LDAP usergroup sync makes logins very slow

Added by Adam Winberg over 3 years ago. Updated almost 3 years ago.

Status:
Closed
Priority:
Normal
Assignee:
Category:
Users, Roles and Permissions
Target version:
-
Difficulty:
Triaged:
No
Fixed in Releases:
Found in Releases:

Description

Checking the LDAP auth source configuration option "Usergroup Sync" ('External user groups will be synced on login, else relies on periodic cronjob to check group membership') makes logins in my environment take ~30s, compared with ~3s without the option.

The option is very useful especially when new users login, without it they won't have any expected permissions until the cron job for syncing usergroups runs. Is there any way to speed up this process? Or maybe configure it so it only runs when a new user is created?


Related issues 1 (0 open1 closed)

● **Information**
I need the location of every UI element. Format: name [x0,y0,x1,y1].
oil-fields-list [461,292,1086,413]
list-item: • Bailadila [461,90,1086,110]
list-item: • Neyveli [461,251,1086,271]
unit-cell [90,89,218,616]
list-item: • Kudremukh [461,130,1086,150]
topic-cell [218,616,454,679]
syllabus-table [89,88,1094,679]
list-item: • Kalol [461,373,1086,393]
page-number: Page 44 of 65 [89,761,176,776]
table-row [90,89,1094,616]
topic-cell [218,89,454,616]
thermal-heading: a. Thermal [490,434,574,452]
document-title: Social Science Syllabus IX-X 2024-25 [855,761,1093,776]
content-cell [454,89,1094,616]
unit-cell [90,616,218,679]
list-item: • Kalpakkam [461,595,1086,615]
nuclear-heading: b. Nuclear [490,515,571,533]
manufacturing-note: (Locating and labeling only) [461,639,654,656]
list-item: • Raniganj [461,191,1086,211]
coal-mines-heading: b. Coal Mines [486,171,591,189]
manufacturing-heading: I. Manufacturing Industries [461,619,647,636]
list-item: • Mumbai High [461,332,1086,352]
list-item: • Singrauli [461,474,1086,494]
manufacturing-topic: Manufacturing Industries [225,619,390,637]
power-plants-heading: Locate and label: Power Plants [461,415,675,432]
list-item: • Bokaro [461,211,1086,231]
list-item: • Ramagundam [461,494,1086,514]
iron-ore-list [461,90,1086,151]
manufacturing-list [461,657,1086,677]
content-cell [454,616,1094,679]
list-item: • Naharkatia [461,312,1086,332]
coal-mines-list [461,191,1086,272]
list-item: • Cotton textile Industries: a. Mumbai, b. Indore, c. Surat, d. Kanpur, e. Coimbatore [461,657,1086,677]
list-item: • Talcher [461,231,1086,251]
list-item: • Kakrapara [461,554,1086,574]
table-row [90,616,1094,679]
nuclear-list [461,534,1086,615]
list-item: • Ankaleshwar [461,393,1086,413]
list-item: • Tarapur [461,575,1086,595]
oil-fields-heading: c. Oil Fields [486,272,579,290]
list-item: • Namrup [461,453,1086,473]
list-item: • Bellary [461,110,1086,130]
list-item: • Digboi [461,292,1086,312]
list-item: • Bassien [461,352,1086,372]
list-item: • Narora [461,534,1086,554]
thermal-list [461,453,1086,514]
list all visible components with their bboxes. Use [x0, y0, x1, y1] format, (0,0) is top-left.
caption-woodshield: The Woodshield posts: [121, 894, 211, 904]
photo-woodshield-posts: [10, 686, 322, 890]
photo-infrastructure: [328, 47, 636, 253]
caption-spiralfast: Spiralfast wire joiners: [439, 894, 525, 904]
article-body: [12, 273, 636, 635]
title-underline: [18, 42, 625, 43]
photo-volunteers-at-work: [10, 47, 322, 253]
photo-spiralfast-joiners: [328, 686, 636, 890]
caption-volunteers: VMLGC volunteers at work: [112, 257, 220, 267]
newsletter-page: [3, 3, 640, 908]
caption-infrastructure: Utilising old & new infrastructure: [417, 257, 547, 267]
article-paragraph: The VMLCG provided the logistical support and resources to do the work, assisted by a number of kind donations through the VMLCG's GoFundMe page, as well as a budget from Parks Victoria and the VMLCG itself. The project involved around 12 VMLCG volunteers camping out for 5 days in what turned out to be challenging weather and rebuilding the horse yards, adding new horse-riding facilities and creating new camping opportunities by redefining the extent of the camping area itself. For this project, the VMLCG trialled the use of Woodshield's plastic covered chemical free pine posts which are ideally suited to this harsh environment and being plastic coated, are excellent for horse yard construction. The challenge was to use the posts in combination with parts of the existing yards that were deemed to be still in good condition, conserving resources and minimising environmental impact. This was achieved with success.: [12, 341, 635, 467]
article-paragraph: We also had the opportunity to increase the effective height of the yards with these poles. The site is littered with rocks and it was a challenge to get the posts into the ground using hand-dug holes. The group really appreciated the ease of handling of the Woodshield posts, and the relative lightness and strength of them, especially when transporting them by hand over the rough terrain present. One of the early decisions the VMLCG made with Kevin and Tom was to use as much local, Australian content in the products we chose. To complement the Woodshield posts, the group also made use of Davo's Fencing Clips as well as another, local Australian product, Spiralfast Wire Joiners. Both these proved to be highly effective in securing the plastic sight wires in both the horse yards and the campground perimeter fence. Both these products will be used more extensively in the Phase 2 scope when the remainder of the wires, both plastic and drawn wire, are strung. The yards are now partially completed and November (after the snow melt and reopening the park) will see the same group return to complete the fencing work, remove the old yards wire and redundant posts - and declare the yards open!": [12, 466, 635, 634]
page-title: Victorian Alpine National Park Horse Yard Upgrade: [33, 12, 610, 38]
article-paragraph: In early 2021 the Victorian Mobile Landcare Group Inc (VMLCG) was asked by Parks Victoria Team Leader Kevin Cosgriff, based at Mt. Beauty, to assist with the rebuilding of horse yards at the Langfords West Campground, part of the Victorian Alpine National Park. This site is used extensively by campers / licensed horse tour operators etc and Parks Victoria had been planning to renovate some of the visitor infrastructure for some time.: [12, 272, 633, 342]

● **Problem**
Continue the issue report on slow LDAP logins from the point where it stops, as though the page went on beyond the items above.

● **Task response**
Related to Foreman - Bug #25795: LDAP - When User Group sync is enabled, user wait long time to authenticate / loginClosedOndřej EzrActions
Actions #1

Updated by Lukas Zapletal over 3 years ago

  • Status changed from New to Need more information

Test the lookup from the Foreman server using a commandline tool, this works fine the last time I tried this. I believe you need to make sure lookups are fast on your infrastructure. If your LDAP/MSAD server is far away, deploy a local instance near Foreman.

Actions #2

Updated by Adam Winberg over 3 years ago

Not sure how the Foreman lookup is performed, but I can do a ldapsearch lookup listing all groups for a specific user:

$ ldapsearch <options> -b OU=Groups,DC=ad,DC=example,DC=com "(&(objectClass=group)(member=CN=<user>,OU=People,DC=ad,DC=example,DC=com))" 

This query takes ~0.031s.

Looking at the debug logs, Foreman seems to first lookup the groups i am a member of and then proceeds to make lookups of every member of all those groups, resulting in about 1500 lookups. Is there really a need for looking up every user instead of just looking up the groups? (with ldapsearch, first looking up the users groups and then looking up each of those groups takes ~1.5s).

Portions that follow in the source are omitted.